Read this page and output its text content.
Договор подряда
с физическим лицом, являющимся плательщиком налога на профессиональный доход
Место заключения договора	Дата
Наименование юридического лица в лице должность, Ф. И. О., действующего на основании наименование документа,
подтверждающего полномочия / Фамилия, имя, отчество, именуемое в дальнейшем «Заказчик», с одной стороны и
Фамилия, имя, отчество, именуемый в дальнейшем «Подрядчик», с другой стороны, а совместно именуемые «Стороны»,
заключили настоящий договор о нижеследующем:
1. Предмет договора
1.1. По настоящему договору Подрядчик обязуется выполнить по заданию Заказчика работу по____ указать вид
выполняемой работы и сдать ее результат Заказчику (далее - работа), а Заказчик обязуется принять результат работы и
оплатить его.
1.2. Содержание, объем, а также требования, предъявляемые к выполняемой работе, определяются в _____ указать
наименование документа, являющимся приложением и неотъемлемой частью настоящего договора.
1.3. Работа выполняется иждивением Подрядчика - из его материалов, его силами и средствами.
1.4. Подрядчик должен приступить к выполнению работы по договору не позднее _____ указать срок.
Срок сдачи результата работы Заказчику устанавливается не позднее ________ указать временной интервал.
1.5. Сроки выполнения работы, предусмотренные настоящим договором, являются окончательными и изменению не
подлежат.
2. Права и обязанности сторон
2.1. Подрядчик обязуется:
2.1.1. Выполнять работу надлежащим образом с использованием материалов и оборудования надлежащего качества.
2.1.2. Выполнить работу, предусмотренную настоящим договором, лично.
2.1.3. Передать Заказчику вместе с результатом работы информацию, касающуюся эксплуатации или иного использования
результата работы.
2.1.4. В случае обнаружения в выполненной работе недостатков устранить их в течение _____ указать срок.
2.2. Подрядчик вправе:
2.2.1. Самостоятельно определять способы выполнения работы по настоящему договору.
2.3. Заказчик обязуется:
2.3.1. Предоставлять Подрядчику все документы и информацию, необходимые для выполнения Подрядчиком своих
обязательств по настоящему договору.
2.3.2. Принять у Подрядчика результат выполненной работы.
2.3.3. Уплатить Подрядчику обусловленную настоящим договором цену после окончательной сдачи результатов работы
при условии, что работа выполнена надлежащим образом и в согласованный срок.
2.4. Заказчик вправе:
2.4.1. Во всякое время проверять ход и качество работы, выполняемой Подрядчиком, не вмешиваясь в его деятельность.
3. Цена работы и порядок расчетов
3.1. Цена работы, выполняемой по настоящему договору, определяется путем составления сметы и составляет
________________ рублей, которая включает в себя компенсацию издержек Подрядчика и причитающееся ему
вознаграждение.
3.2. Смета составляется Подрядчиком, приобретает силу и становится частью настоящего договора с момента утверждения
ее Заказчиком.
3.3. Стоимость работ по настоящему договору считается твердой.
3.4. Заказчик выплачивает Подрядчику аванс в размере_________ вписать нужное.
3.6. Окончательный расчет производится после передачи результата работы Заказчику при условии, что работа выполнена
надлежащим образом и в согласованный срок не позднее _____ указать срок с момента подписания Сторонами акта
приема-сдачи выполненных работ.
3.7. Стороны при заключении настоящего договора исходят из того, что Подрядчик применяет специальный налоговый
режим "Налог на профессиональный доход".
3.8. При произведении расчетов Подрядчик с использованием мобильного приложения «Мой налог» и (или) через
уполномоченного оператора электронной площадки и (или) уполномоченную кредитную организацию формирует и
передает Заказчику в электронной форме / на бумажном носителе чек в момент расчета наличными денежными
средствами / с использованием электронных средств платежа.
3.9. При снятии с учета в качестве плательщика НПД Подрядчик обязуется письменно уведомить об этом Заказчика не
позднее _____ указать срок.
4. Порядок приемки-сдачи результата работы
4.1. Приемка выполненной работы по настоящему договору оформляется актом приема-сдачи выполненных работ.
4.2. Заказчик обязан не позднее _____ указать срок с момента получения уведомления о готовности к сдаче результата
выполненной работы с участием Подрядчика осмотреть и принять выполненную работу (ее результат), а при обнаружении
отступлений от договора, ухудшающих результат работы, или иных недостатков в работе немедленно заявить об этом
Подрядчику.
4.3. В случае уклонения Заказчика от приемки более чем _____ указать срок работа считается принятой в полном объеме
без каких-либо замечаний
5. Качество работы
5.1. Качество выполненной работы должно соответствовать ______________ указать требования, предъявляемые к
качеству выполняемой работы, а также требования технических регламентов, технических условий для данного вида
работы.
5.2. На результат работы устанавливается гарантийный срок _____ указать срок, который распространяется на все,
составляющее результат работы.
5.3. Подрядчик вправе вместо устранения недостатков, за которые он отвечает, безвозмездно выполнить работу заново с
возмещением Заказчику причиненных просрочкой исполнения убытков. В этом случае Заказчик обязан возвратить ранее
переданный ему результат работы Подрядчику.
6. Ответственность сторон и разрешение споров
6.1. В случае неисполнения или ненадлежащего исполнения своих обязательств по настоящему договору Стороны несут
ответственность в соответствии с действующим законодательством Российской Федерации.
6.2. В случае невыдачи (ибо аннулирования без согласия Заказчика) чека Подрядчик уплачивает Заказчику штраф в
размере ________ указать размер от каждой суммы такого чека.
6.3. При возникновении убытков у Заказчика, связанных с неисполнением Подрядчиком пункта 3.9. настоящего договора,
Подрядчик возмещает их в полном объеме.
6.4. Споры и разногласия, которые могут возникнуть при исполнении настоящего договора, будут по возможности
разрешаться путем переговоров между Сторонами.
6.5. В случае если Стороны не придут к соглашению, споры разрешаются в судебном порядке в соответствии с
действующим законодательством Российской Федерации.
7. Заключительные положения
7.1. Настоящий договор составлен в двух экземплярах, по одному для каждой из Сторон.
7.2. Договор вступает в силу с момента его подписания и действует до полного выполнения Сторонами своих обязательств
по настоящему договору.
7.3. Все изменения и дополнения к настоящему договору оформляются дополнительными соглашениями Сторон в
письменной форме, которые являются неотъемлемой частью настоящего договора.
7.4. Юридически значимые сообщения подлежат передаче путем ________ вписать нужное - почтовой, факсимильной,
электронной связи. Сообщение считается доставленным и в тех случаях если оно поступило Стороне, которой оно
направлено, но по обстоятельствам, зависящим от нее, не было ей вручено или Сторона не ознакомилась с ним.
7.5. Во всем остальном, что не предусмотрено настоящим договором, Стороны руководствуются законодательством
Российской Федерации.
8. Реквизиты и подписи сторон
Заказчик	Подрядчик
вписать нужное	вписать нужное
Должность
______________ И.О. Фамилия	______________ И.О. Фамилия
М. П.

====

What is being asked => Find all the lines containing "подписания" in the material, then copy them.

Reply =>
надлежащим образом и в согласованный срок не позднее _____ указать срок с момента подписания Сторонами акта
7.2. Договор вступает в силу с момента его подписания и действует до полного выполнения Сторонами своих обязательств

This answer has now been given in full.